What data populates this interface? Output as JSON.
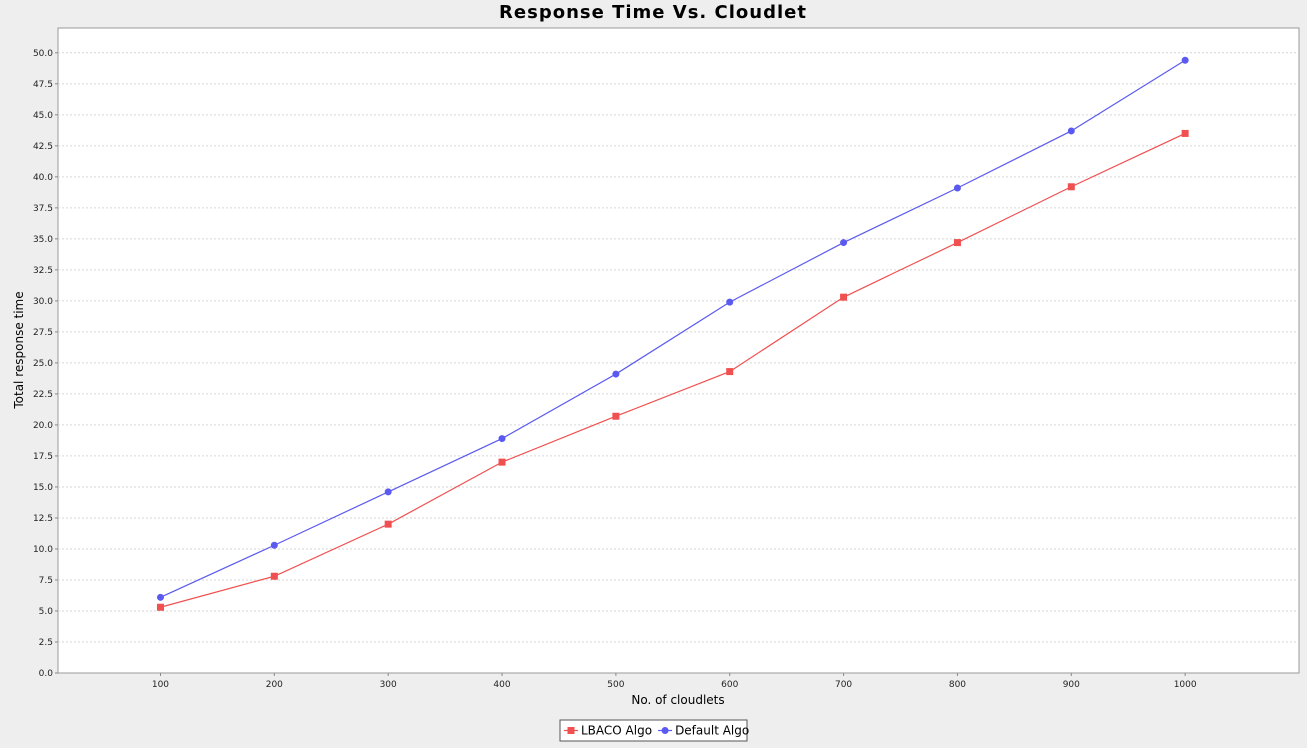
{
  "chart_data": {
    "type": "line",
    "title": "Response Time Vs. Cloudlet",
    "xlabel": "No. of cloudlets",
    "ylabel": "Total response time",
    "x": [
      100,
      200,
      300,
      400,
      500,
      600,
      700,
      800,
      900,
      1000
    ],
    "x_tick_labels": [
      "100",
      "200",
      "300",
      "400",
      "500",
      "600",
      "700",
      "800",
      "900",
      "1000"
    ],
    "xlim": [
      10,
      1100
    ],
    "ylim": [
      0,
      52
    ],
    "y_ticks": [
      0,
      2.5,
      5,
      7.5,
      10,
      12.5,
      15,
      17.5,
      20,
      22.5,
      25,
      27.5,
      30,
      32.5,
      35,
      37.5,
      40,
      42.5,
      45,
      47.5,
      50
    ],
    "y_tick_labels": [
      "0.0",
      "2.5",
      "5.0",
      "7.5",
      "10.0",
      "12.5",
      "15.0",
      "17.5",
      "20.0",
      "22.5",
      "25.0",
      "27.5",
      "30.0",
      "32.5",
      "35.0",
      "37.5",
      "40.0",
      "42.5",
      "45.0",
      "47.5",
      "50.0"
    ],
    "grid": true,
    "legend_position": "bottom-center",
    "series": [
      {
        "name": "LBACO Algo",
        "color": "#f05050",
        "marker": "square",
        "values": [
          5.3,
          7.8,
          12.0,
          17.0,
          20.7,
          24.3,
          30.3,
          34.7,
          39.2,
          43.5
        ]
      },
      {
        "name": "Default Algo",
        "color": "#5a5af0",
        "marker": "circle",
        "values": [
          6.1,
          10.3,
          14.6,
          18.9,
          24.1,
          29.9,
          34.7,
          39.1,
          43.7,
          49.4
        ]
      }
    ]
  }
}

-- -- --

Stated goal:
Copy every record above exactly, leaving out the pictures.

Result:
What data populates this interface? Output as JSON.
{
  "chart_data": {
    "type": "line",
    "title": "Response Time Vs. Cloudlet",
    "xlabel": "No. of cloudlets",
    "ylabel": "Total response time",
    "x": [
      100,
      200,
      300,
      400,
      500,
      600,
      700,
      800,
      900,
      1000
    ],
    "x_tick_labels": [
      "100",
      "200",
      "300",
      "400",
      "500",
      "600",
      "700",
      "800",
      "900",
      "1000"
    ],
    "xlim": [
      10,
      1100
    ],
    "ylim": [
      0,
      52
    ],
    "y_ticks": [
      0,
      2.5,
      5,
      7.5,
      10,
      12.5,
      15,
      17.5,
      20,
      22.5,
      25,
      27.5,
      30,
      32.5,
      35,
      37.5,
      40,
      42.5,
      45,
      47.5,
      50
    ],
    "y_tick_labels": [
      "0.0",
      "2.5",
      "5.0",
      "7.5",
      "10.0",
      "12.5",
      "15.0",
      "17.5",
      "20.0",
      "22.5",
      "25.0",
      "27.5",
      "30.0",
      "32.5",
      "35.0",
      "37.5",
      "40.0",
      "42.5",
      "45.0",
      "47.5",
      "50.0"
    ],
    "grid": true,
    "legend_position": "bottom-center",
    "series": [
      {
        "name": "LBACO Algo",
        "color": "#f05050",
        "marker": "square",
        "values": [
          5.3,
          7.8,
          12.0,
          17.0,
          20.7,
          24.3,
          30.3,
          34.7,
          39.2,
          43.5
        ]
      },
      {
        "name": "Default Algo",
        "color": "#5a5af0",
        "marker": "circle",
        "values": [
          6.1,
          10.3,
          14.6,
          18.9,
          24.1,
          29.9,
          34.7,
          39.1,
          43.7,
          49.4
        ]
      }
    ]
  }
}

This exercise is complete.